**WHAT IS NEEDED**
Return each line of the records holding the string "резорбция".

═════ DATASET

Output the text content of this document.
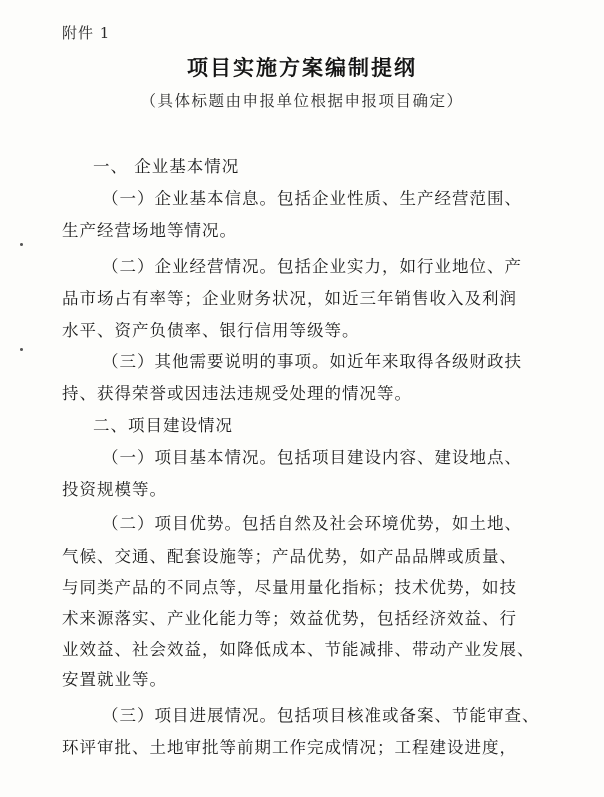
附件 1
项目实施方案编制提纲
（具体标题由申报单位根据申报项目确定）
一、 企业基本情况
（一）企业基本信息。包括企业性质、生产经营范围、
生产经营场地等情况。
（二）企业经营情况。包括企业实力，如行业地位、产
品市场占有率等；企业财务状况，如近三年销售收入及利润
水平、资产负债率、银行信用等级等。
（三）其他需要说明的事项。如近年来取得各级财政扶
持、获得荣誉或因违法违规受处理的情况等。
二、项目建设情况
（一）项目基本情况。包括项目建设内容、建设地点、
投资规模等。
（二）项目优势。包括自然及社会环境优势，如土地、
气候、交通、配套设施等；产品优势，如产品品牌或质量、
与同类产品的不同点等，尽量用量化指标；技术优势，如技
术来源落实、产业化能力等；效益优势，包括经济效益、行
业效益、社会效益，如降低成本、节能减排、带动产业发展、
安置就业等。
（三）项目进展情况。包括项目核准或备案、节能审查、
环评审批、土地审批等前期工作完成情况；工程建设进度，
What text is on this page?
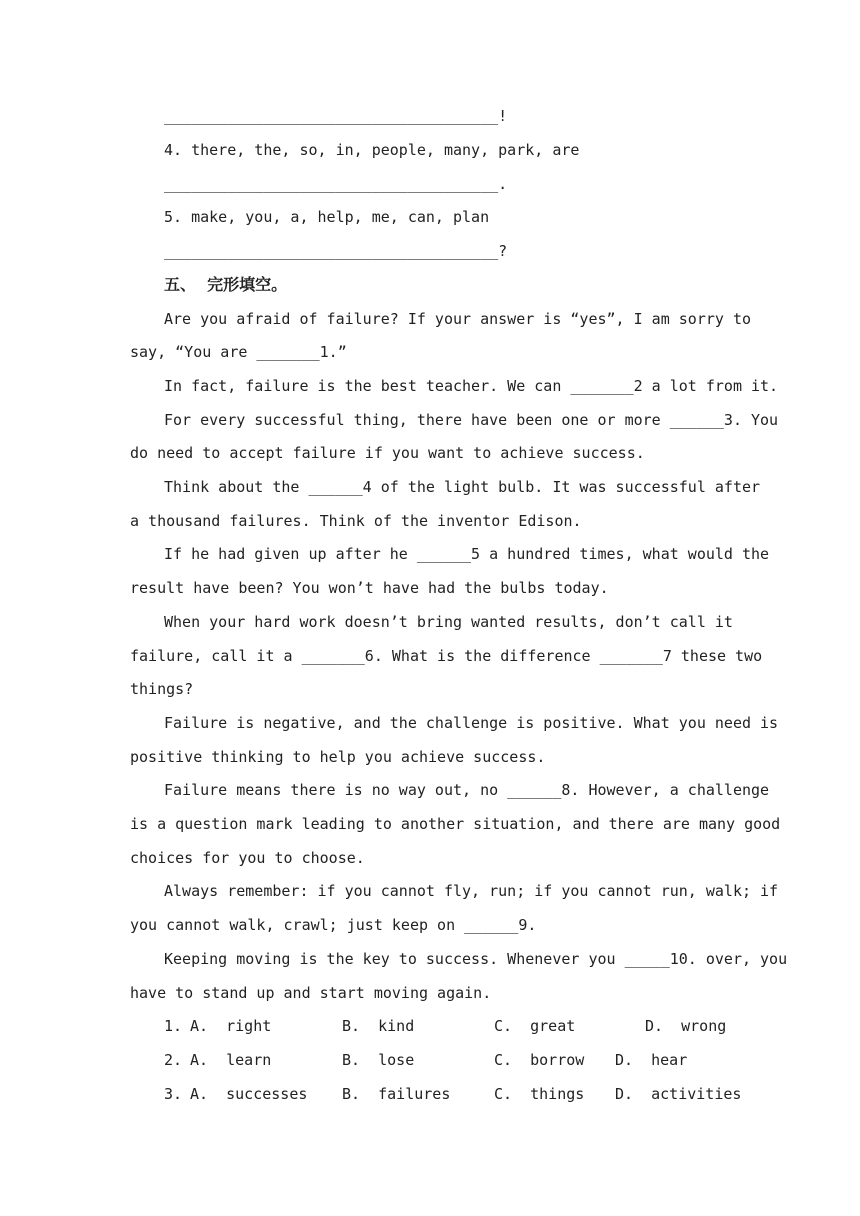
_____________________________________!
4. there, the, so, in, people, many, park, are
_____________________________________.
5. make, you, a, help, me, can, plan
_____________________________________?
五、  完形填空。
Are you afraid of failure? If your answer is “yes”, I am sorry to
say, “You are _______1.”
In fact, failure is the best teacher. We can _______2 a lot from it.
For every successful thing, there have been one or more ______3. You
do need to accept failure if you want to achieve success.
Think about the ______4 of the light bulb. It was successful after
a thousand failures. Think of the inventor Edison.
If he had given up after he ______5 a hundred times, what would the
result have been? You won’t have had the bulbs today.
When your hard work doesn’t bring wanted results, don’t call it
failure, call it a _______6. What is the difference _______7 these two
things?
Failure is negative, and the challenge is positive. What you need is
positive thinking to help you achieve success.
Failure means there is no way out, no ______8. However, a challenge
is a question mark leading to another situation, and there are many good
choices for you to choose.
Always remember: if you cannot fly, run; if you cannot run, walk; if
you cannot walk, crawl; just keep on ______9.
Keeping moving is the key to success. Whenever you _____10. over, you
have to stand up and start moving again.
1. A.  right	B.  kind	C.  great	D.  wrong
2. A.  learn	B.  lose	C.  borrow D.  hear
3. A.  successes B.  failures	C.  things D.  activities
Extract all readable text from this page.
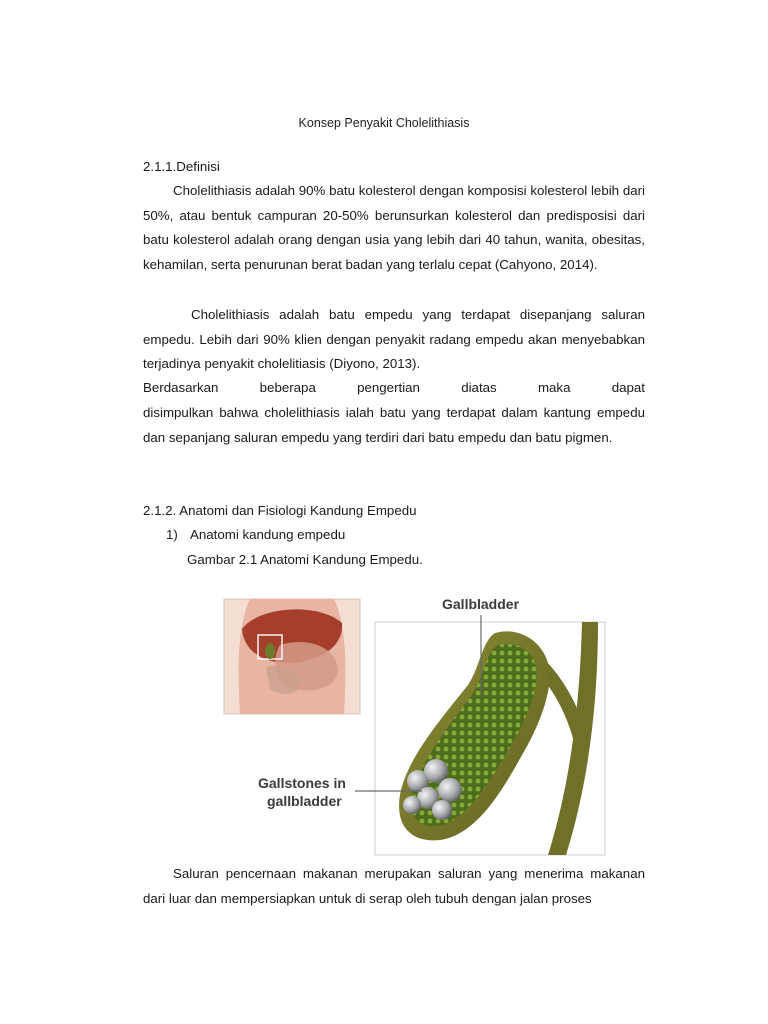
Konsep Penyakit Cholelithiasis
2.1.1.Definisi
Cholelithiasis adalah 90% batu kolesterol dengan komposisi kolesterol lebih dari 50%, atau bentuk campuran 20-50% berunsurkan kolesterol dan predisposisi dari batu kolesterol adalah orang dengan usia yang lebih dari 40 tahun, wanita, obesitas, kehamilan, serta penurunan berat badan yang terlalu cepat (Cahyono, 2014).
Cholelithiasis adalah batu empedu yang terdapat disepanjang saluran empedu. Lebih dari 90% klien dengan penyakit radang empedu akan menyebabkan terjadinya penyakit cholelitiasis (Diyono, 2013).
Berdasarkan beberapa pengertian diatas maka dapat
disimpulkan bahwa cholelithiasis ialah batu yang terdapat dalam kantung empedu dan sepanjang saluran empedu yang terdiri dari batu empedu dan batu pigmen.
2.1.2. Anatomi dan Fisiologi Kandung Empedu
1) Anatomi kandung empedu
Gambar 2.1 Anatomi Kandung Empedu.
Gallbladder
Gallstones in
gallbladder
Saluran pencernaan makanan merupakan saluran yang menerima makanan dari luar dan mempersiapkan untuk di serap oleh tubuh dengan jalan proses
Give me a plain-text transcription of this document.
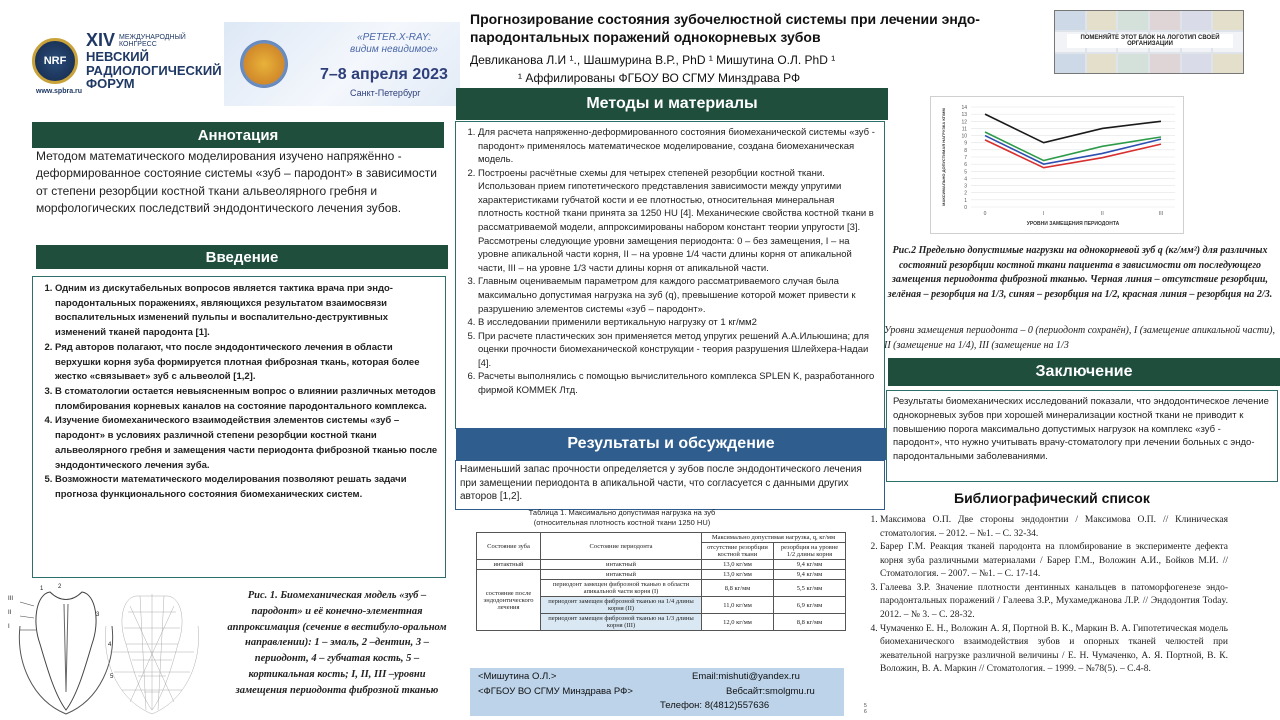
NRF
XIV МЕЖДУНАРОДНЫЙ
КОНГРЕСС
НЕВСКИЙ
РАДИОЛОГИЧЕСКИЙ
ФОРУМ
www.spbra.ru
«PETER.X-RAY:
видим невидимое»
7–8 апреля 2023
Санкт-Петербург
Прогнозирование состояния зубочелюстной системы при лечении эндо-пародонтальных поражений однокорневых зубов
Девликанова Л.И ¹., Шашмурина В.Р., PhD ¹ Мишутина О.Л. PhD ¹
¹ Аффилированы ФГБОУ ВО СГМУ Минздрава РФ
ПОМЕНЯЙТЕ ЭТОТ БЛОК НА ЛОГОТИП СВОЕЙ ОРГАНИЗАЦИИ
Аннотация
Методом математического моделирования изучено напряжённо - деформированное состояние системы «зуб – пародонт» в зависимости от степени резорбции костной ткани альвеолярного гребня и морфологических последствий эндодонтического лечения зубов.
Введение
1. Одним из дискутабельных вопросов является тактика врача при эндо-пародонтальных поражениях, являющихся результатом взаимосвязи воспалительных изменений пульпы и воспалительно-деструктивных изменений тканей пародонта [1].
2. Ряд авторов полагают, что после эндодонтического лечения в области верхушки корня зуба формируется плотная фиброзная ткань, которая более жестко «связывает» зуб с альвеолой [1,2].
3. В стоматологии остается невыясненным вопрос о влиянии различных методов пломбирования корневых каналов на состояние пародонтального комплекса.
4. Изучение биомеханического взаимодействия элементов системы «зуб – пародонт» в условиях различной степени резорбции костной ткани альвеолярного гребня и замещения части периодонта фиброзной тканью после эндодонтического лечения зуба.
5. Возможности математического моделирования позволяют решать задачи прогноза функционального состояния биомеханических систем.
III
II
I
1 2
3
4
5
Рис. 1. Биомеханическая модель «зуб – пародонт» и её конечно-элементная аппроксимация (сечение в вестибуло-оральном направлении): 1 – эмаль, 2 –дентин, 3 – периодонт, 4 – губчатая кость, 5 – кортикальная кость; I, II, III –уровни замещения периодонта фиброзной тканью
Методы и материалы
1. Для расчета напряженно-деформированного состояния биомеханической системы «зуб - пародонт» применялось математическое моделирование, создана биомеханическая модель.
2. Построены расчётные схемы для четырех степеней резорбции костной ткани. Использован прием гипотетического представления зависимости между упругими характеристиками губчатой кости и ее плотностью, относительная минеральная плотность костной ткани принята за 1250 HU [4]. Механические свойства костной ткани в рассматриваемой модели, аппроксимированы набором констант теории упругости [3]. Рассмотрены следующие уровни замещения периодонта: 0 – без замещения, I – на уровне апикальной части корня, II – на уровне 1/4 части длины корня от апикальной части, III – на уровне 1/3 части длины корня от апикальной части.
3. Главным оцениваемым параметром для каждого рассматриваемого случая была максимально допустимая нагрузка на зуб (q), превышение которой может привести к разрушению элементов системы «зуб – пародонт».
4. В исследовании применили вертикальную нагрузку от 1 кг/мм2
5. При расчете пластических зон применяется метод упругих решений А.А.Ильюшина; для оценки прочности биомеханической конструкции - теория разрушения Шлейхера-Надаи [4].
6. Расчеты выполнялись с помощью вычислительного комплекса SPLEN K, разработанного фирмой КОММЕК Лтд.
Результаты и обсуждение
Наименьший запас прочности определяется у зубов после эндодонтического лечения при замещении периодонта в апикальной части, что согласуется с данными других авторов [1,2].
Таблица 1. Максимально допустимая нагрузка на зуб
(относительная плотность костной ткани 1250 HU)
Состояние зуба	Состояние периодонта	Максимально допустимая нагрузка, q, кг/мм	
		отсутствие резорбции костной ткани	резорбция на уровне 1/2 длины корня
интактный	интактный	13,0 кг/мм	9,4 кг/мм
состояние после эндодонтического лечения	интактный	13,0 кг/мм	9,4 кг/мм
	периодонт замещен фиброзной тканью в области апикальной части корня (I)	8,8 кг/мм	5,5 кг/мм
	периодонт замещен фиброзной тканью на 1/4 длины корня (II)	11,0 кг/мм	6,9 кг/мм
	периодонт замещен фиброзной тканью на 1/3 длины корня (III)	12,0 кг/мм	8,8 кг/мм
<Мишутина О.Л.>	Email:mishuti@yandex.ru
<ФГБОУ ВО СГМУ Минздрава РФ>	Вебсайт:smolgmu.ru
Телефон: 8(4812)557636
0
1
2
3
4
5
6
7
8
9
10
11
12
13
14
0	I	II	III
УРОВНИ ЗАМЕЩЕНИЯ ПЕРИОДОНТА
МАКСИМАЛЬНО ДОПУСТИМАЯ НАГРУЗКА КГ/ММ
Рис.2 Предельно допустимые нагрузки на однокорневой зуб q (кг/мм²) для различных состояний резорбции костной ткани пациента в зависимости от последующего замещения периодонта фиброзной тканью. Черная линия – отсутствие резорбции, зелёная – резорбция на 1/3, синяя – резорбция на 1/2, красная линия – резорбция на 2/3.
Уровни замещения периодонта – 0 (периодонт сохранён), I (замещение апикальной части), II (замещение на 1/4), III (замещение на 1/3
Заключение
Результаты биомеханических исследований показали, что эндодонтическое лечение однокорневых зубов при хорошей минерализации костной ткани не приводит к повышению порога максимально допустимых нагрузок на комплекс «зуб - пародонт», что нужно учитывать врачу-стоматологу при лечении больных с эндо-пародонтальными заболеваниями.
Библиографический список
1. Максимова О.П. Две стороны эндодонтии / Максимова О.П. // Клиническая стоматология. – 2012. – №1. – С. 32-34.
2. Барер Г.М. Реакция тканей пародонта на пломбирование в эксперименте дефекта корня зуба различными материалами / Барер Г.М., Воложин А.И., Бойков М.И. // Стоматология. – 2007. – №1. – С. 17-14.
3. Галеева З.Р. Значение плотности дентинных канальцев в патоморфогенезе эндо- пародонтальных поражений / Галеева З.Р., Мухамеджанова Л.Р. // Эндодонтия Today. 2012. – № 3. – С. 28-32.
4. Чумаченко Е. Н., Воложин А. Я, Портной В. К., Маркин В. А. Гипотетическая модель биомеханического взаимодействия зубов и опорных тканей челюстей при жевательной нагрузке различной величины / Е. Н. Чумаченко, А. Я. Портной, В. К. Воложин, В. А. Маркин // Стоматология. – 1999. – №78(5). – С.4-8.
5
6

══════════

**WRITTEN REPLY**
		отсутствие резорбции костной ткани	резорбция на уровне 1/2 длины корня
Рис.2 Предельно допустимые нагрузки на однокорневой зуб q (кг/мм²) для различных состояний резорбции костной ткани пациента в зависимости от последующего замещения периодонта фиброзной тканью. Черная линия – отсутствие резорбции, зелёная – резорбция на 1/3, синяя – резорбция на 1/2, красная линия – резорбция на 2/3.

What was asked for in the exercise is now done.